▸ **Objective**:
Copy each line of the entries that contains the word "JSON".

▸ **Task data**:

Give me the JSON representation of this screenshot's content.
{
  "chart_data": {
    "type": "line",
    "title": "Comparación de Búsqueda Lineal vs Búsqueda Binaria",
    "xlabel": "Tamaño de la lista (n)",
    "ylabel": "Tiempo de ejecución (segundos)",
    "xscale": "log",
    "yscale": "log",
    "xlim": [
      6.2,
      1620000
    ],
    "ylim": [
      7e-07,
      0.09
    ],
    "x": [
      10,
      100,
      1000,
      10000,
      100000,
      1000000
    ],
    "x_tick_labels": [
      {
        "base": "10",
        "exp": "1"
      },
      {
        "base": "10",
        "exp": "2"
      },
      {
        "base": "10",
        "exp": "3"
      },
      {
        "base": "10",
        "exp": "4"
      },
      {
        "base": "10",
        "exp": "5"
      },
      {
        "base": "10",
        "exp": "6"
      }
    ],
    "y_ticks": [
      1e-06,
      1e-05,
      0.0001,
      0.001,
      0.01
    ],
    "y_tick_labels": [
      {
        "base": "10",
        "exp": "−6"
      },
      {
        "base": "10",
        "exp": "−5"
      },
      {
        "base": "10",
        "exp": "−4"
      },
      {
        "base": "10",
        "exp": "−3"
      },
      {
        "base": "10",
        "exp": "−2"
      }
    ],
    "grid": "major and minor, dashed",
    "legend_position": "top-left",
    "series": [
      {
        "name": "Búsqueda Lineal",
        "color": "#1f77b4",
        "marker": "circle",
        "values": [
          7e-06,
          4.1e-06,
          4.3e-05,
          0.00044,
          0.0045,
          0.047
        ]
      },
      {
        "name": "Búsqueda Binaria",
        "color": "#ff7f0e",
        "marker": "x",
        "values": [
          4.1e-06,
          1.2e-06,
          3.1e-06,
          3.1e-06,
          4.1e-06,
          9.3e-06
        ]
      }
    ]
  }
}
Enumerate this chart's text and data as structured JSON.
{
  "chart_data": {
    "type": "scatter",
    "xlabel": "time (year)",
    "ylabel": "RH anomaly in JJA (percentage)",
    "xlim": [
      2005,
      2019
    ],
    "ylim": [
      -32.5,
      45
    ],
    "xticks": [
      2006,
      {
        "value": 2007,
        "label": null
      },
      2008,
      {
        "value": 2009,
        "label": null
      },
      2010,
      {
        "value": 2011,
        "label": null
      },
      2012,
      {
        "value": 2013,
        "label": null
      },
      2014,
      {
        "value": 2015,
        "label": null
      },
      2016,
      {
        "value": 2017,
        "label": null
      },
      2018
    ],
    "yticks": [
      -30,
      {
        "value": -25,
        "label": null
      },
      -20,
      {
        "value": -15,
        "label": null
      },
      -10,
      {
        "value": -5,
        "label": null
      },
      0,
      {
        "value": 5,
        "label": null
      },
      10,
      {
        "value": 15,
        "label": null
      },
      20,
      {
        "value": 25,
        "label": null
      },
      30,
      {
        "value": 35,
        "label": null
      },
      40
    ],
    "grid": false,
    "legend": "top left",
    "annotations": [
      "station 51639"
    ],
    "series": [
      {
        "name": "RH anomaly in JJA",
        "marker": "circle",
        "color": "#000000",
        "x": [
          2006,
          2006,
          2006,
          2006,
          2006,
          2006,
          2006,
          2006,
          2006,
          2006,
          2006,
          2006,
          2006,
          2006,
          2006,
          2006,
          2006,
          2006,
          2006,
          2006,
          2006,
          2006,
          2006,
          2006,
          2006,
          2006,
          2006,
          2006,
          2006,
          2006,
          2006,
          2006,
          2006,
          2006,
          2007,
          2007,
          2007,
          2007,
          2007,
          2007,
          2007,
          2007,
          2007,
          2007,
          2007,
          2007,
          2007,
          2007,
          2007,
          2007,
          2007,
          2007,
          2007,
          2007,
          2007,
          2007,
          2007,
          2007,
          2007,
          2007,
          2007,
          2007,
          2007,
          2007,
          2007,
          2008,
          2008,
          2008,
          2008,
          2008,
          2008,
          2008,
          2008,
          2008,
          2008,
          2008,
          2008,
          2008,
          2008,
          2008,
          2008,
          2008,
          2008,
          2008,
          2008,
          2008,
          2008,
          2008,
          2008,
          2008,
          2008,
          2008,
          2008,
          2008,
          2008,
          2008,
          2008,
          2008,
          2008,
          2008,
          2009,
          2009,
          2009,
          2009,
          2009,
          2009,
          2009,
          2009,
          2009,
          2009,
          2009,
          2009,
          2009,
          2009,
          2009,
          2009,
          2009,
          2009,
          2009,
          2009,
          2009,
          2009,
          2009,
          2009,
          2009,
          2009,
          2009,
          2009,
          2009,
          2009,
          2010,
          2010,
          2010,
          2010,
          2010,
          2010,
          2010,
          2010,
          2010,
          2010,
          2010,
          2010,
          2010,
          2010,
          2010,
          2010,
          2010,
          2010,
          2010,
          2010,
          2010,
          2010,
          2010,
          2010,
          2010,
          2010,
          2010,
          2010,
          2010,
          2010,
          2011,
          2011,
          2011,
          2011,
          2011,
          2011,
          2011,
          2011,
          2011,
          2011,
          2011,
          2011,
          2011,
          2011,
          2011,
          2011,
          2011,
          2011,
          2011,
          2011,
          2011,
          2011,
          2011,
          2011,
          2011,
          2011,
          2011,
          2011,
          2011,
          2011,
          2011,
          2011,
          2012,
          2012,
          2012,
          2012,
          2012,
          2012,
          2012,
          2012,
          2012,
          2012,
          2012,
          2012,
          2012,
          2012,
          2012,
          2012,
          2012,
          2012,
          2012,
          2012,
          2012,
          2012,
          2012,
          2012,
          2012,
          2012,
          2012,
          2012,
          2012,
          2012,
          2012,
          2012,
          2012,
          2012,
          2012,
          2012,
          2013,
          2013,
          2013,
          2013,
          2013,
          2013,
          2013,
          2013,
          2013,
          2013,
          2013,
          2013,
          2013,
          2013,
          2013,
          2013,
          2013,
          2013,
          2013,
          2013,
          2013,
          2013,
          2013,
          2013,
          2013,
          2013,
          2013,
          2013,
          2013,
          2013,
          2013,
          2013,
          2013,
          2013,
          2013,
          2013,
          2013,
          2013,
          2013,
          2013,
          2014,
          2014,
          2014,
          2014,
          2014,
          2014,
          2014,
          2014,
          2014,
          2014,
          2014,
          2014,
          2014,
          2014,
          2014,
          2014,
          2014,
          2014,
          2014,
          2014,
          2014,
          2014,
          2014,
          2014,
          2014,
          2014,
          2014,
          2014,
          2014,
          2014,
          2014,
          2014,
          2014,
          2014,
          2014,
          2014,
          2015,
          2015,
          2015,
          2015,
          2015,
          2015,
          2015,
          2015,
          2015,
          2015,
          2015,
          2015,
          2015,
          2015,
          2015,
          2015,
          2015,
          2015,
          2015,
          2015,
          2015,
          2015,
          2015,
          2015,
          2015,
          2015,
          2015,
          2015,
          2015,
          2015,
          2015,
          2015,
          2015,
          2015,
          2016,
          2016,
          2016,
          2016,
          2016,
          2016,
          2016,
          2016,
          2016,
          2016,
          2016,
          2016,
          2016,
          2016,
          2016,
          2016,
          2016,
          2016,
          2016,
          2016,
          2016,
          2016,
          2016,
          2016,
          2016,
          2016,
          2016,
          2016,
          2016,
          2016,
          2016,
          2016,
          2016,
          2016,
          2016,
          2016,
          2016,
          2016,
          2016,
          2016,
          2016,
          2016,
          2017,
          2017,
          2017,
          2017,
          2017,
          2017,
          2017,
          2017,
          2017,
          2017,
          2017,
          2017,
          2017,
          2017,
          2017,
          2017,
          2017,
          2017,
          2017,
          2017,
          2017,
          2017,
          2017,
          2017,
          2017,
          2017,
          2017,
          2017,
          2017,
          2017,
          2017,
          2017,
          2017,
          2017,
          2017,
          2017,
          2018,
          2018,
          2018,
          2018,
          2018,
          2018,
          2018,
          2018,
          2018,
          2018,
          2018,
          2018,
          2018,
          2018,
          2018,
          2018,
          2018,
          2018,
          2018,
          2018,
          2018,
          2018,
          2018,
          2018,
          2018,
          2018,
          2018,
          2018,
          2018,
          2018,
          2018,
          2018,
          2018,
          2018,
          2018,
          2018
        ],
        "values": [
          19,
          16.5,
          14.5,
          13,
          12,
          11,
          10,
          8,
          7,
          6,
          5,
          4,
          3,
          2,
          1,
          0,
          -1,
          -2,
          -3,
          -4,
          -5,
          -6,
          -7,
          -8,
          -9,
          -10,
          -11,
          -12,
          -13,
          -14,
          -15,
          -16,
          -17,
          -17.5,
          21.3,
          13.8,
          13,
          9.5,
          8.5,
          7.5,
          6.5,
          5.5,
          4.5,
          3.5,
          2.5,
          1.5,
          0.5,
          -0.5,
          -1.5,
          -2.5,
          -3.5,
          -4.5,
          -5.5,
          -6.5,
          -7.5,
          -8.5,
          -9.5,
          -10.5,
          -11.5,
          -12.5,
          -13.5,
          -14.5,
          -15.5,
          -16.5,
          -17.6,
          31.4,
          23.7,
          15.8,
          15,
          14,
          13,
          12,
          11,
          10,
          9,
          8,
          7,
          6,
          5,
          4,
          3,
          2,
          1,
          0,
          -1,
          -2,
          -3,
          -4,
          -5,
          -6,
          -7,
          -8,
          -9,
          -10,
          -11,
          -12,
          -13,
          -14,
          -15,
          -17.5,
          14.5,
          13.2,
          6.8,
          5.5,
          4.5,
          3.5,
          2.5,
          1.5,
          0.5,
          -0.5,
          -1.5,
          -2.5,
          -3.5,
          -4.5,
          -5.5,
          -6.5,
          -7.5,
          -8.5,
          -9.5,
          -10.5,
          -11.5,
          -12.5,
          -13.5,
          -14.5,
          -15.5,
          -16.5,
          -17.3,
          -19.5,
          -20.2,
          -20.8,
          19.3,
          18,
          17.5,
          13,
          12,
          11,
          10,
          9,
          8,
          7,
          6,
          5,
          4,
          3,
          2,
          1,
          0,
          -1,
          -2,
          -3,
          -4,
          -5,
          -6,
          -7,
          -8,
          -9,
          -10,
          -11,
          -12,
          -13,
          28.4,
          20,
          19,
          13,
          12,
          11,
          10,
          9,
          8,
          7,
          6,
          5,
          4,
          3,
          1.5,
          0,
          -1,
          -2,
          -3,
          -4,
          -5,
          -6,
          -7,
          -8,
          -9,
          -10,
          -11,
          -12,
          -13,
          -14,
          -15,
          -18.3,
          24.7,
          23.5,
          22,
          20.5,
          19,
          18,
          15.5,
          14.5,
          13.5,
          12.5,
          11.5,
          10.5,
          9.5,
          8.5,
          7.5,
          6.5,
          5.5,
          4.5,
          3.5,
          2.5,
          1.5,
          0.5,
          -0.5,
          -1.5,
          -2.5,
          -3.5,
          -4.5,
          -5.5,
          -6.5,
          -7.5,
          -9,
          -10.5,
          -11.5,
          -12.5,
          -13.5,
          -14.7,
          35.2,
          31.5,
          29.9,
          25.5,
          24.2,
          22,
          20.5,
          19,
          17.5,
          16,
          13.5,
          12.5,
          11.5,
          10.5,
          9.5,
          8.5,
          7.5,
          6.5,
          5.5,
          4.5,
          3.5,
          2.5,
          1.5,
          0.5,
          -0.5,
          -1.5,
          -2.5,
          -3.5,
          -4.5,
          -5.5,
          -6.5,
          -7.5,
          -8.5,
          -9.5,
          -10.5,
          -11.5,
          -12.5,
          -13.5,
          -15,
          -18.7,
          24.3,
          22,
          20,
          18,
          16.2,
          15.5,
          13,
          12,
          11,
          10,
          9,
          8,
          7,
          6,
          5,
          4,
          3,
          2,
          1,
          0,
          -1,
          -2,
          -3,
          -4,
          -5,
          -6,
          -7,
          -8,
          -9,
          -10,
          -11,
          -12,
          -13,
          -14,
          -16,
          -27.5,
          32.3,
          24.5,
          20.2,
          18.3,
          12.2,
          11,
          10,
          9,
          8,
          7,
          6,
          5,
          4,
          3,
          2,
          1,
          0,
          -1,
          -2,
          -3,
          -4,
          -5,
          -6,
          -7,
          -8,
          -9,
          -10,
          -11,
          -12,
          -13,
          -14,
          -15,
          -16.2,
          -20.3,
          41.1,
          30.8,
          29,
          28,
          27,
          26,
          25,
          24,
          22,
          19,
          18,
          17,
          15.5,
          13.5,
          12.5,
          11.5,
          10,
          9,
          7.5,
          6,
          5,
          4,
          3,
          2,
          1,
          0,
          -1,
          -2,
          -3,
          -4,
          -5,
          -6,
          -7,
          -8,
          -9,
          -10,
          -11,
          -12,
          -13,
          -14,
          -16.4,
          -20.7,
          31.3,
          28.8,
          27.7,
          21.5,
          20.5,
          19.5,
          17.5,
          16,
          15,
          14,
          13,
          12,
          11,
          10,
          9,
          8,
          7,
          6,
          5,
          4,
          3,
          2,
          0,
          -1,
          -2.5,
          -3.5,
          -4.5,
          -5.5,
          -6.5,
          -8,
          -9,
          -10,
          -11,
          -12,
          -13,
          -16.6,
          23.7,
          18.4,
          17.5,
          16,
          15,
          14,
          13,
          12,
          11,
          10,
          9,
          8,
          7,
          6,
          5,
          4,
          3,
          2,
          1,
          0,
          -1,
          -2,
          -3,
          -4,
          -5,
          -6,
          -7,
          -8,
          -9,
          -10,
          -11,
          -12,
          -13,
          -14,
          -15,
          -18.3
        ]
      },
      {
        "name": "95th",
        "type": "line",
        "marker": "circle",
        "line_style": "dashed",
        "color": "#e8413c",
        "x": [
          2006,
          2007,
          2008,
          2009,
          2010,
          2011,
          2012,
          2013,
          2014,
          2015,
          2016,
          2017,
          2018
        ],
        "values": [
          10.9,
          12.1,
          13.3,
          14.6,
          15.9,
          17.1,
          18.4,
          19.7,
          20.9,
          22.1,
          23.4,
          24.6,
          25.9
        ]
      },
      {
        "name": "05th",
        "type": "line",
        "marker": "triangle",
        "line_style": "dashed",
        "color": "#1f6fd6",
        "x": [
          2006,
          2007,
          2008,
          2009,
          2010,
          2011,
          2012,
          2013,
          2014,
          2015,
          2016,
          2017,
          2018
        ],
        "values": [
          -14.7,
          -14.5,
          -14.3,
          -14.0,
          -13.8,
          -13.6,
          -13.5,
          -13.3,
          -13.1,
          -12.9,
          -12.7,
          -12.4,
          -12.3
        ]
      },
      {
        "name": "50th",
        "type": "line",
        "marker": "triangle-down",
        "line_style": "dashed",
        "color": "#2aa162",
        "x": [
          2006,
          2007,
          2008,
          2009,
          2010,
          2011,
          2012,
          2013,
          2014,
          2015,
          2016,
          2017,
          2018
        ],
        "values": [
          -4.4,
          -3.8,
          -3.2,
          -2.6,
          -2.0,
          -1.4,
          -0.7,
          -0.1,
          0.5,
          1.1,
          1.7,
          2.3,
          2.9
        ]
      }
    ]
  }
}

▸ **Exercise response**:
Give me the JSON representation of this screenshot's content.
Enumerate this chart's text and data as structured JSON.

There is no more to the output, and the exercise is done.